* Begin The records *

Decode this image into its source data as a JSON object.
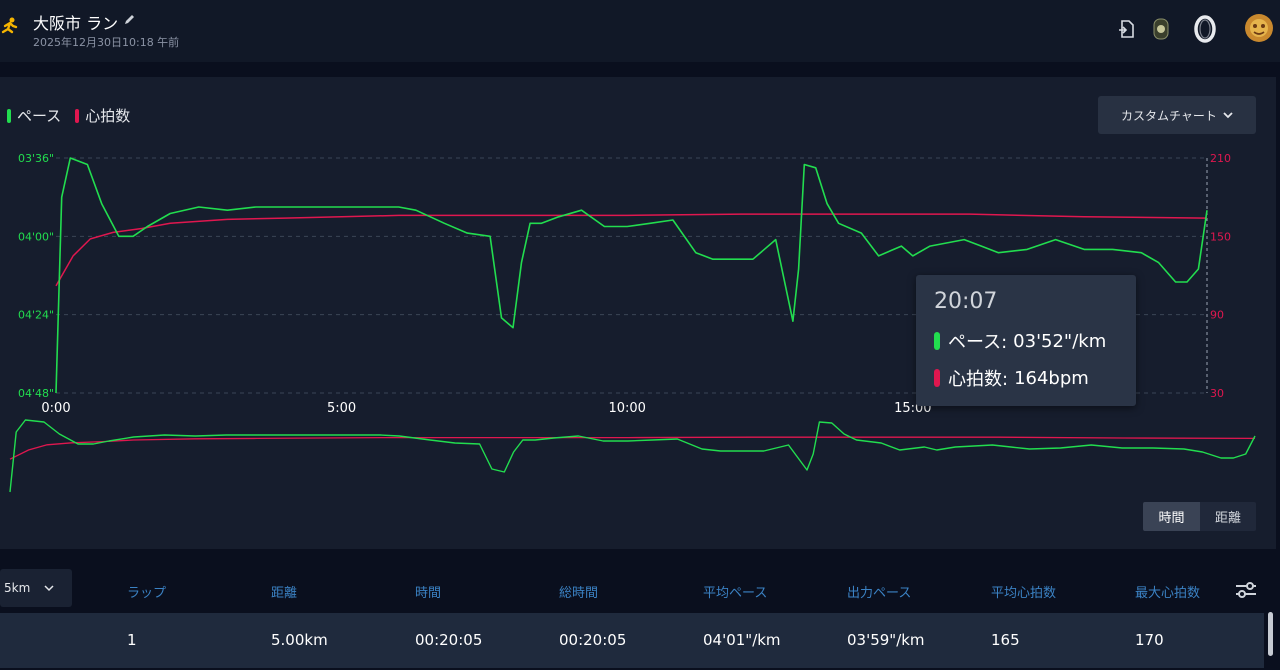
{
  "header": {
    "title": "大阪市 ラン",
    "subtitle": "2025年12月30日10:18 午前",
    "icons": [
      "run-icon",
      "edit-icon",
      "export-icon",
      "badge-icon",
      "ring-icon",
      "avatar"
    ]
  },
  "chart": {
    "legend": [
      {
        "label": "ペース",
        "color": "#22dd4f"
      },
      {
        "label": "心拍数",
        "color": "#e0174f"
      }
    ],
    "custom_chart_label": "カスタムチャート",
    "toggle": {
      "time_label": "時間",
      "distance_label": "距離",
      "active": "時間"
    },
    "tooltip": {
      "time": "20:07",
      "pace_label": "ペース:",
      "pace_value": "03'52\"/km",
      "hr_label": "心拍数:",
      "hr_value": "164bpm"
    }
  },
  "chart_data": {
    "type": "line",
    "x_ticks": [
      "0:00",
      "5:00",
      "10:00",
      "15:00"
    ],
    "y_left_ticks": [
      "03'36\"",
      "04'00\"",
      "04'24\"",
      "04'48\""
    ],
    "y_right_ticks": [
      "210",
      "150",
      "90",
      "30"
    ],
    "x_unit": "minutes",
    "xlim": [
      0,
      20.15
    ],
    "y_left_lim_sec_per_km": [
      216,
      288
    ],
    "y_right_lim": [
      30,
      210
    ],
    "grid": true,
    "legend_position": "top-left",
    "series": [
      {
        "name": "ペース",
        "axis": "left",
        "color": "#22dd4f",
        "x": [
          0,
          0.1,
          0.25,
          0.55,
          0.8,
          1.1,
          1.35,
          1.6,
          2.0,
          2.5,
          3.0,
          3.5,
          4.0,
          4.5,
          5.0,
          5.5,
          6.0,
          6.3,
          6.8,
          7.2,
          7.6,
          7.8,
          8.0,
          8.15,
          8.3,
          8.5,
          8.8,
          9.2,
          9.6,
          10.0,
          10.4,
          10.8,
          11.2,
          11.5,
          11.9,
          12.2,
          12.6,
          12.9,
          13.0,
          13.1,
          13.3,
          13.5,
          13.7,
          14.1,
          14.4,
          14.8,
          15.0,
          15.3,
          15.6,
          15.9,
          16.2,
          16.5,
          17.0,
          17.5,
          18.0,
          18.5,
          19.0,
          19.3,
          19.6,
          19.8,
          20.0,
          20.15
        ],
        "y_sec_per_km": [
          288,
          228,
          216,
          218,
          230,
          240,
          240,
          237,
          233,
          231,
          232,
          231,
          231,
          231,
          231,
          231,
          231,
          232,
          236,
          239,
          240,
          265,
          268,
          248,
          236,
          236,
          234,
          232,
          237,
          237,
          236,
          235,
          245,
          247,
          247,
          247,
          241,
          266,
          250,
          218,
          219,
          230,
          236,
          239,
          246,
          243,
          246,
          243,
          242,
          241,
          243,
          245,
          244,
          241,
          244,
          244,
          245,
          248,
          254,
          254,
          250,
          232
        ]
      },
      {
        "name": "心拍数",
        "axis": "right",
        "color": "#e0174f",
        "x": [
          0,
          0.3,
          0.6,
          1.0,
          1.5,
          2.0,
          3.0,
          4.0,
          5.0,
          6.0,
          8.0,
          10.0,
          12.0,
          13.0,
          14.0,
          16.0,
          18.0,
          20.15
        ],
        "y": [
          112,
          135,
          148,
          153,
          156,
          160,
          163,
          164,
          165,
          166,
          166,
          166,
          167,
          167,
          167,
          167,
          165,
          164
        ]
      }
    ]
  },
  "laps": {
    "select_value": "5km",
    "headers": [
      "ラップ",
      "距離",
      "時間",
      "総時間",
      "平均ペース",
      "出力ペース",
      "平均心拍数",
      "最大心拍数"
    ],
    "rows": [
      [
        "1",
        "5.00km",
        "00:20:05",
        "00:20:05",
        "04'01\"/km",
        "03'59\"/km",
        "165",
        "170"
      ]
    ]
  }
}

* End The records *

Written task
From the listing above, copy all lines holding the word "color".

Exercise answer
        "color": "#22dd4f"
        "color": "#e0174f"
        "color": "#22dd4f",
        "color": "#e0174f",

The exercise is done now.